▸ Requirement: Only a number is wanted. Count the lines holding the string "every".

(Extracted data entries)
·····

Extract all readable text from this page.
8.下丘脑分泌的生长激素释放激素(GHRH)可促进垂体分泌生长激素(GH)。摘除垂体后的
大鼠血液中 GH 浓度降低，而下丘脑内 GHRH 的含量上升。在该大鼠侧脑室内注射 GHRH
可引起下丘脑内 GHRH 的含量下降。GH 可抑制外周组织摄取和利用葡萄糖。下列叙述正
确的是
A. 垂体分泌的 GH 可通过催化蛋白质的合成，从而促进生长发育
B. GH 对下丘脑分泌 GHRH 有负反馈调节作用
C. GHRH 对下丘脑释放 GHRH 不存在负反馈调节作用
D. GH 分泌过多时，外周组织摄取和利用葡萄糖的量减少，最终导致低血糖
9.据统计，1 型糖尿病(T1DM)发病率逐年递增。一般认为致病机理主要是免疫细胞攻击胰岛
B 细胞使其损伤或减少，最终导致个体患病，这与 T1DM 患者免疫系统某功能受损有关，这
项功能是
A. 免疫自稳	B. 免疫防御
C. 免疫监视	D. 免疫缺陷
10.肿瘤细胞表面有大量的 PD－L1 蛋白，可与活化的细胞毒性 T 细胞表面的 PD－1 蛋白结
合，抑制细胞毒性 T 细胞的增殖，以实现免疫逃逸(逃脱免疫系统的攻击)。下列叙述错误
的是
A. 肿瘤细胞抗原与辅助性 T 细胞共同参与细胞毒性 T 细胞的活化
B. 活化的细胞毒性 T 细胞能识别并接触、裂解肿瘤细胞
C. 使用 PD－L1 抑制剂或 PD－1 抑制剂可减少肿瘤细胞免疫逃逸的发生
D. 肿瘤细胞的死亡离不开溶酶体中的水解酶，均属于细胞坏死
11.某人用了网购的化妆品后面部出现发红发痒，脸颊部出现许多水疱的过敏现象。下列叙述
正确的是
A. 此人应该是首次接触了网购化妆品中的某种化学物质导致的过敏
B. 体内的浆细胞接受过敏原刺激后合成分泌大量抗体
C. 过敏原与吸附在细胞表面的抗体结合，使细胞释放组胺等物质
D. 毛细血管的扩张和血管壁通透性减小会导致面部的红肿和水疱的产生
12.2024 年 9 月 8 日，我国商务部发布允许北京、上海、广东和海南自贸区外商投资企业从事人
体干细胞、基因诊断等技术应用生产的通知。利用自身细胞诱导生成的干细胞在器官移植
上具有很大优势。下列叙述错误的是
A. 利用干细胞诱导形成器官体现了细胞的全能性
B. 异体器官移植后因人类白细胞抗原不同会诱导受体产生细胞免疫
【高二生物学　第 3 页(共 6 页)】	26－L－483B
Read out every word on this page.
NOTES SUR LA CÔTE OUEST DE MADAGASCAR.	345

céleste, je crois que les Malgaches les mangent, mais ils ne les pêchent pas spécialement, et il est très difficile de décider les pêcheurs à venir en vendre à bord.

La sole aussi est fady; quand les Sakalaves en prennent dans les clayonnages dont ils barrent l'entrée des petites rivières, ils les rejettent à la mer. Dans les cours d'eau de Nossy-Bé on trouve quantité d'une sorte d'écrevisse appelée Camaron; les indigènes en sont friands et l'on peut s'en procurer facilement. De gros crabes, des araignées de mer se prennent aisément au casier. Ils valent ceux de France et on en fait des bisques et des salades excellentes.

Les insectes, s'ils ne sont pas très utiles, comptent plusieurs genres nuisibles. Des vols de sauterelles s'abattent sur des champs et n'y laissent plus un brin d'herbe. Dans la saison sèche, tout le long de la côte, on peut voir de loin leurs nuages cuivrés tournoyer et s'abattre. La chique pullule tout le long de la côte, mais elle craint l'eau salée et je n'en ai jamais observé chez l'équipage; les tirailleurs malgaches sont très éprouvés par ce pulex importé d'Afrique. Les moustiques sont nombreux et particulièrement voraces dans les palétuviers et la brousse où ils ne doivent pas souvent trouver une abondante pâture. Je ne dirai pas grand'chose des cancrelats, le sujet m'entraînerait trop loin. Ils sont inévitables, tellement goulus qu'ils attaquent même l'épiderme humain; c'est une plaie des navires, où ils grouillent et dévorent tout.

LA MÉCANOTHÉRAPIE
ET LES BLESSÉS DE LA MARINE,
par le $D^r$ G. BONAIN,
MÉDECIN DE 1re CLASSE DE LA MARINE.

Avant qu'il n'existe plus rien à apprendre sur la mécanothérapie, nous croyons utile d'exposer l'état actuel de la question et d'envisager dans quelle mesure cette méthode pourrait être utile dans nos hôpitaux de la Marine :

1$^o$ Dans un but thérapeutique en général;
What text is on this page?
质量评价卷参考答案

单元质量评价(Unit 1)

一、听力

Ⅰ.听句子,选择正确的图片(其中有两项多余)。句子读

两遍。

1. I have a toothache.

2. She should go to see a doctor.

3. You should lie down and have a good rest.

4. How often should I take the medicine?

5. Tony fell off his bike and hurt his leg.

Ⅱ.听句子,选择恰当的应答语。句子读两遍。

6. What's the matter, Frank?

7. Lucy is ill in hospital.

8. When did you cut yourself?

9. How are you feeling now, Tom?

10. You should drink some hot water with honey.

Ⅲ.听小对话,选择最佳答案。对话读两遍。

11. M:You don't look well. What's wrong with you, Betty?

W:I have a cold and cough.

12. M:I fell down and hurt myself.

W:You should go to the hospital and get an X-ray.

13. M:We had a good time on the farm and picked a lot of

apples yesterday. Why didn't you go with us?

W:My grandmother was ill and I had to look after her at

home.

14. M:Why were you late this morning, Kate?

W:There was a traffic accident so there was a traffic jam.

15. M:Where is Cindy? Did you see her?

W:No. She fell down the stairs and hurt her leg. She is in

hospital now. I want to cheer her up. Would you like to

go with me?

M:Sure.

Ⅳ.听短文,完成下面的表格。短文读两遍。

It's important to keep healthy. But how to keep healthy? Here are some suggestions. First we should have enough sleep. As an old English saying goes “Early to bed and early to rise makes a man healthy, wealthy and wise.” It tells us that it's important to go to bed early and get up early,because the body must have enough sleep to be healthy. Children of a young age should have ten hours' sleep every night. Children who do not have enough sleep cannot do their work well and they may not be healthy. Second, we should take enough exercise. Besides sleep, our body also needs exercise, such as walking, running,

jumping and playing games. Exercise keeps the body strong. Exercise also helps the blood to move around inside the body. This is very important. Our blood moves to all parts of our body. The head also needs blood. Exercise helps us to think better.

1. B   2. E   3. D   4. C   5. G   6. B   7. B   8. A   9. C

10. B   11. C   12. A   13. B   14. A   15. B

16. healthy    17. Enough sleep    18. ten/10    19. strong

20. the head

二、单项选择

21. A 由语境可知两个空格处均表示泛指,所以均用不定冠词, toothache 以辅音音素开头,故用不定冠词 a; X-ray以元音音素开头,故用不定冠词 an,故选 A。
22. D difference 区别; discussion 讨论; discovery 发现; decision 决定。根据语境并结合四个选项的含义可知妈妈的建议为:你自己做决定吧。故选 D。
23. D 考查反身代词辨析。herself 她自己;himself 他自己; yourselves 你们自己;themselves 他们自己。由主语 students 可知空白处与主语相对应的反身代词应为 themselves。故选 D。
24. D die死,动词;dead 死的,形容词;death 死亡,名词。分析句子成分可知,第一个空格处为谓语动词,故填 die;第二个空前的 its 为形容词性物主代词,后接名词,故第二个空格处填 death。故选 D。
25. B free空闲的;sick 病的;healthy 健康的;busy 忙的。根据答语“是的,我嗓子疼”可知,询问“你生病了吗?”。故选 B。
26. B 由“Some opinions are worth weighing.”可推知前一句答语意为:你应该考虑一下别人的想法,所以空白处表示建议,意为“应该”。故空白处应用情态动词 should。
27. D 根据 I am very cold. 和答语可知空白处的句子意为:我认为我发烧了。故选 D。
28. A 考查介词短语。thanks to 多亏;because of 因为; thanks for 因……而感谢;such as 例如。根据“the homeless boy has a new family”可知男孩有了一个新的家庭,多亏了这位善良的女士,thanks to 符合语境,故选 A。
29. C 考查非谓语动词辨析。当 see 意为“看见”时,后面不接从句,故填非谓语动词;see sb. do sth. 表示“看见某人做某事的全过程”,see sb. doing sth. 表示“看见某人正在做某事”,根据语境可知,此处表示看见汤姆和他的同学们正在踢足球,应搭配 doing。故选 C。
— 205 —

·····

▸ Output of the task: 2